Supplied records
* * * * * * *

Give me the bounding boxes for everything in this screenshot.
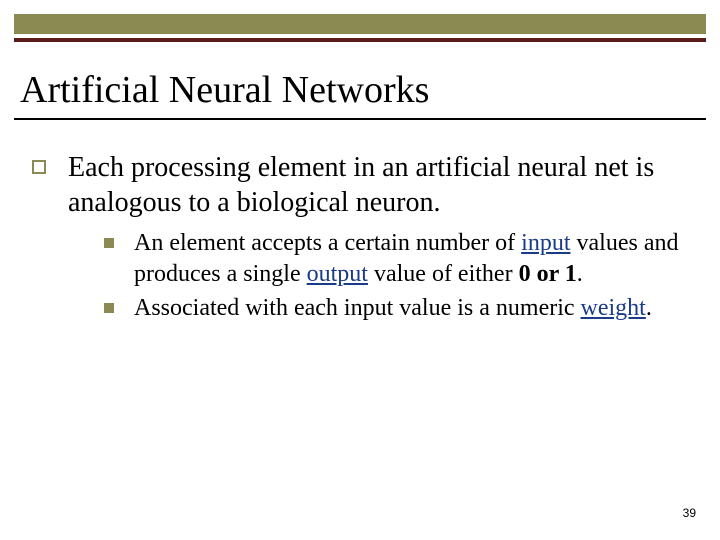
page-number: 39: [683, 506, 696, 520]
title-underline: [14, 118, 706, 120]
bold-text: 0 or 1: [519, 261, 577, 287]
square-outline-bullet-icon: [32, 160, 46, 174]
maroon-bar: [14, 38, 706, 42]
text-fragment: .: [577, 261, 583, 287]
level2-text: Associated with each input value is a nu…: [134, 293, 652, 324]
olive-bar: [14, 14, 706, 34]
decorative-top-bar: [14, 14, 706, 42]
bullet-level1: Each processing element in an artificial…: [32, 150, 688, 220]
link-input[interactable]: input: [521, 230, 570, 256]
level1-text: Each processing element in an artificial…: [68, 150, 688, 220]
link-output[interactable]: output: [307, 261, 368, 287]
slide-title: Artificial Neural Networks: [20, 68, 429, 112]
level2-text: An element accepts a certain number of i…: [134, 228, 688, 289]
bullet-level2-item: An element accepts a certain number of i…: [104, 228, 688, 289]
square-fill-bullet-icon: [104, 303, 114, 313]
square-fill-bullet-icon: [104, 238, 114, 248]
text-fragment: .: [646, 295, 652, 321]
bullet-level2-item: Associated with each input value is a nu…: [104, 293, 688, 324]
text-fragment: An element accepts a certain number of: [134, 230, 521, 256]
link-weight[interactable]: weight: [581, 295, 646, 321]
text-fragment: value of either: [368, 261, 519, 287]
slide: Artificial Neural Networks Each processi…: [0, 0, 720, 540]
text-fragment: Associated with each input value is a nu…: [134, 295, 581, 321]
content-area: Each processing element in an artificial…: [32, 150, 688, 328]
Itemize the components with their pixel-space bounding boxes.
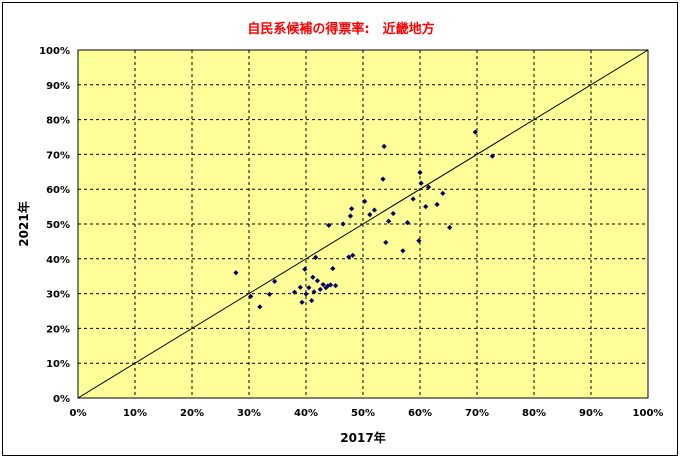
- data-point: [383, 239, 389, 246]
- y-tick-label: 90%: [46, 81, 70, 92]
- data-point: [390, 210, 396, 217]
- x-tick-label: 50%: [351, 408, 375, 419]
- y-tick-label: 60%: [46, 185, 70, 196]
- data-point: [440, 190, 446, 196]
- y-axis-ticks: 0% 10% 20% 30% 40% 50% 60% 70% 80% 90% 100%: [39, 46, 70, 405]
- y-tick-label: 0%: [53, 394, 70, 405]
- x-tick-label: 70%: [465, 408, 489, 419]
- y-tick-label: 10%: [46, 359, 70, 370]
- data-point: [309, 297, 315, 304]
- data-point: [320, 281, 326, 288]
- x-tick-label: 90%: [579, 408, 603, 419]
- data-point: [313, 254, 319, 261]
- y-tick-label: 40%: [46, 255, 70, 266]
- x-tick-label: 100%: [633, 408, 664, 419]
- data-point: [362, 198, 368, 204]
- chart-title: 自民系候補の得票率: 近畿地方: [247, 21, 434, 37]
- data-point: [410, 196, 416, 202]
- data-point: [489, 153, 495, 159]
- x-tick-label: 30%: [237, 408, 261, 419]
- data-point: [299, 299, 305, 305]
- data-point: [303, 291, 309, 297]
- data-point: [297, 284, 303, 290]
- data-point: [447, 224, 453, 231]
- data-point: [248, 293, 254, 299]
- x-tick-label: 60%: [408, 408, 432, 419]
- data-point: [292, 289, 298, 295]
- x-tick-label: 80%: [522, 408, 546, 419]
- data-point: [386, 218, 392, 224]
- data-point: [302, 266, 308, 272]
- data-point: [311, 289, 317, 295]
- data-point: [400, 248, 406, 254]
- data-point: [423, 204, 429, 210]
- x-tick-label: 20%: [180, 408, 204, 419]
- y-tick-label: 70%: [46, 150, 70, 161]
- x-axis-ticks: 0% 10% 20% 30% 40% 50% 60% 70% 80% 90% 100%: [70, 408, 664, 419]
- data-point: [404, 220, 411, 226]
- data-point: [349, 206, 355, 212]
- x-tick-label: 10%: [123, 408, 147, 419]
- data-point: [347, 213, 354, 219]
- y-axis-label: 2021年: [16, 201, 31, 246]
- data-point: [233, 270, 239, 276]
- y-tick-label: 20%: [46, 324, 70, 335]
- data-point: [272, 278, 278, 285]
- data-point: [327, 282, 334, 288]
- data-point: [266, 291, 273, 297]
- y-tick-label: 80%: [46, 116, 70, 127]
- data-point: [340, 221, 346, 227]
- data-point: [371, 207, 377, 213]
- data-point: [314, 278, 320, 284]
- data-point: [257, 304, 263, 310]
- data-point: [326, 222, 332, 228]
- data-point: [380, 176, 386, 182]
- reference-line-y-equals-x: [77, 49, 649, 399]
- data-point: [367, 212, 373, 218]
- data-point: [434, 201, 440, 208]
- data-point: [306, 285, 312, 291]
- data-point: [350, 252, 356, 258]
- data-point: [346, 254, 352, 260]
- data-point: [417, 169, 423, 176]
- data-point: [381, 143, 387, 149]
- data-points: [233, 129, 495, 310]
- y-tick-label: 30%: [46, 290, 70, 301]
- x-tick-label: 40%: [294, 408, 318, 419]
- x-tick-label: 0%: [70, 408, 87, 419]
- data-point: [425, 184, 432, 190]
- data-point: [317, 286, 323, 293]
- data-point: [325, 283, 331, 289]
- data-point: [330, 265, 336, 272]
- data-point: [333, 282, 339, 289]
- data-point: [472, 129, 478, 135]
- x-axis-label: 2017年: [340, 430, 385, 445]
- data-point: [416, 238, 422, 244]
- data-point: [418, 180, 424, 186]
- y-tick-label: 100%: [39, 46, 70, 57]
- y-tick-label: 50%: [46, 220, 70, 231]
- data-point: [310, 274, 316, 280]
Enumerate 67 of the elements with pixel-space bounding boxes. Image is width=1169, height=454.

* * * * * * *

Exercise brief
Print the lines from the one containing "- data-point: [383, 239, 389, 246]" up to and including the one containing "- data-point: [320, 281, 326, 288]", exactly as they appear in the records.

Full output
- data-point: [383, 239, 389, 246]
- y-tick-label: 90%: [46, 81, 70, 92]
- data-point: [390, 210, 396, 217]
- x-tick-label: 50%: [351, 408, 375, 419]
- y-tick-label: 60%: [46, 185, 70, 196]
- data-point: [440, 190, 446, 196]
- y-axis-ticks: 0% 10% 20% 30% 40% 50% 60% 70% 80% 90% 100%: [39, 46, 70, 405]
- y-tick-label: 0%: [53, 394, 70, 405]
- x-tick-label: 70%: [465, 408, 489, 419]
- y-tick-label: 10%: [46, 359, 70, 370]
- data-point: [309, 297, 315, 304]
- data-point: [320, 281, 326, 288]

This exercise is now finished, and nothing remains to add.